Images must not appear in your copy; reproduce every other part of the records exactly.

Provided records ->
---

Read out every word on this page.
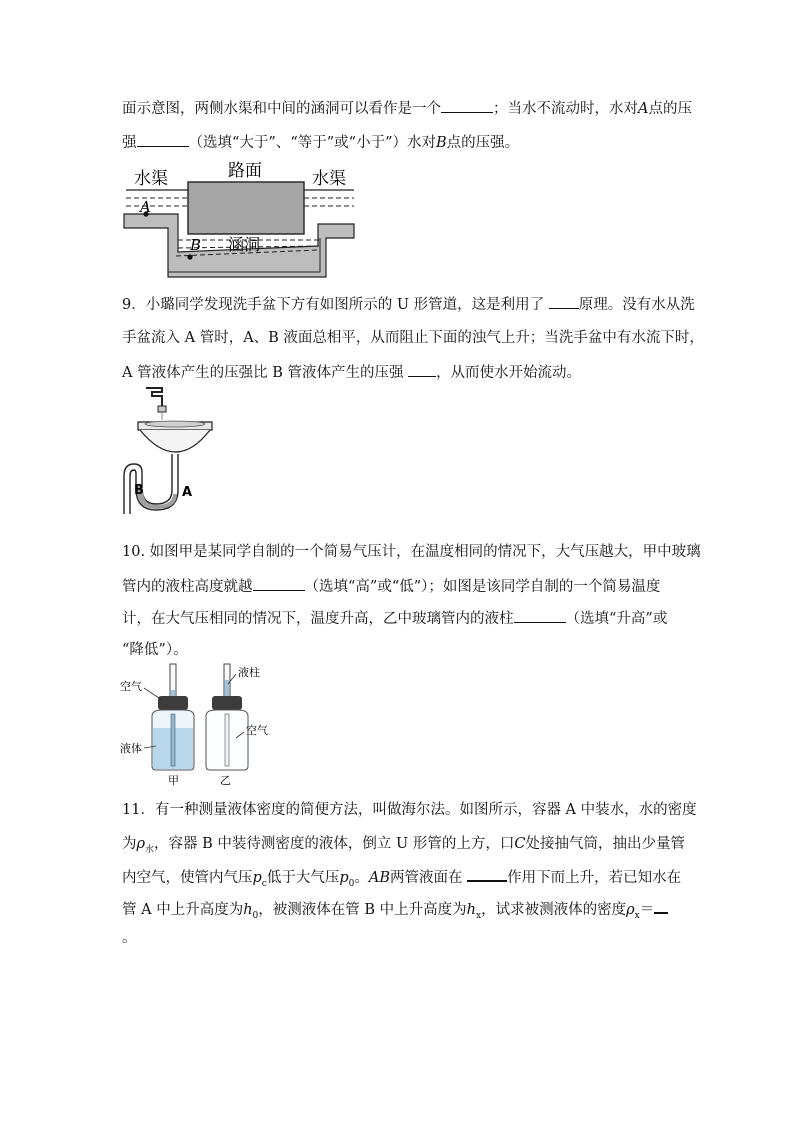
面示意图，两侧水渠和中间的涵洞可以看作是一个	；当水不流动时，水对A点的压
强	（选填“大于”、“等于”或“小于”）水对B点的压强。
路面
水渠	水渠
涵洞
A
B
9．小璐同学发现洗手盆下方有如图所示的 U 形管道，这是利用了 原理。没有水从洗
手盆流入 A 管时，A、B 液面总相平，从而阻止下面的浊气上升；当洗手盆中有水流下时，
A 管液体产生的压强比 B 管液体产生的压强 ，从而使水开始流动。
B	A
10. 如图甲是某同学自制的一个简易气压计，在温度相同的情况下，大气压越大，甲中玻璃
管内的液柱高度就越	（选填“高”或“低”）；如图是该同学自制的一个简易温度
计，在大气压相同的情况下，温度升高，乙中玻璃管内的液柱	（选填“升高”或
“降低”）。
空气
液体
液柱
空气
甲	乙
11．有一种测量液体密度的简便方法，叫做海尔法。如图所示，容器 A 中装水，水的密度
为$\rho_水$，容器 B 中装待测密度的液体，倒立 U 形管的上方，口C处接抽气筒，抽出少量管
内空气，使管内气压$p_c$低于大气压$p_0$。AB两管液面在	作用下而上升，若已知水在
管 A 中上升高度为$h_0$，被测液体在管 B 中上升高度为$h_x$，试求被测液体的密度$\rho_x=$
。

---

The solution ->
Read out every word on this page.
面示意图，两侧水渠和中间的涵洞可以看作是一个	；当水不流动时，水对A点的压
强	（选填“大于”、“等于”或“小于”）水对B点的压强。
路面
水渠	水渠
涵洞
A
B
9．小璐同学发现洗手盆下方有如图所示的 U 形管道，这是利用了 原理。没有水从洗
手盆流入 A 管时，A、B 液面总相平，从而阻止下面的浊气上升；当洗手盆中有水流下时，
A 管液体产生的压强比 B 管液体产生的压强 ，从而使水开始流动。
B	A
10. 如图甲是某同学自制的一个简易气压计，在温度相同的情况下，大气压越大，甲中玻璃
管内的液柱高度就越	（选填“高”或“低”）；如图是该同学自制的一个简易温度
计，在大气压相同的情况下，温度升高，乙中玻璃管内的液柱	（选填“升高”或
“降低”）。
空气
液体
液柱
空气
甲	乙
11．有一种测量液体密度的简便方法，叫做海尔法。如图所示，容器 A 中装水，水的密度
为$\rho_水$，容器 B 中装待测密度的液体，倒立 U 形管的上方，口C处接抽气筒，抽出少量管
内空气，使管内气压$p_c$低于大气压$p_0$。AB两管液面在	作用下而上升，若已知水在
管 A 中上升高度为$h_0$，被测液体在管 B 中上升高度为$h_x$，试求被测液体的密度$\rho_x=$
。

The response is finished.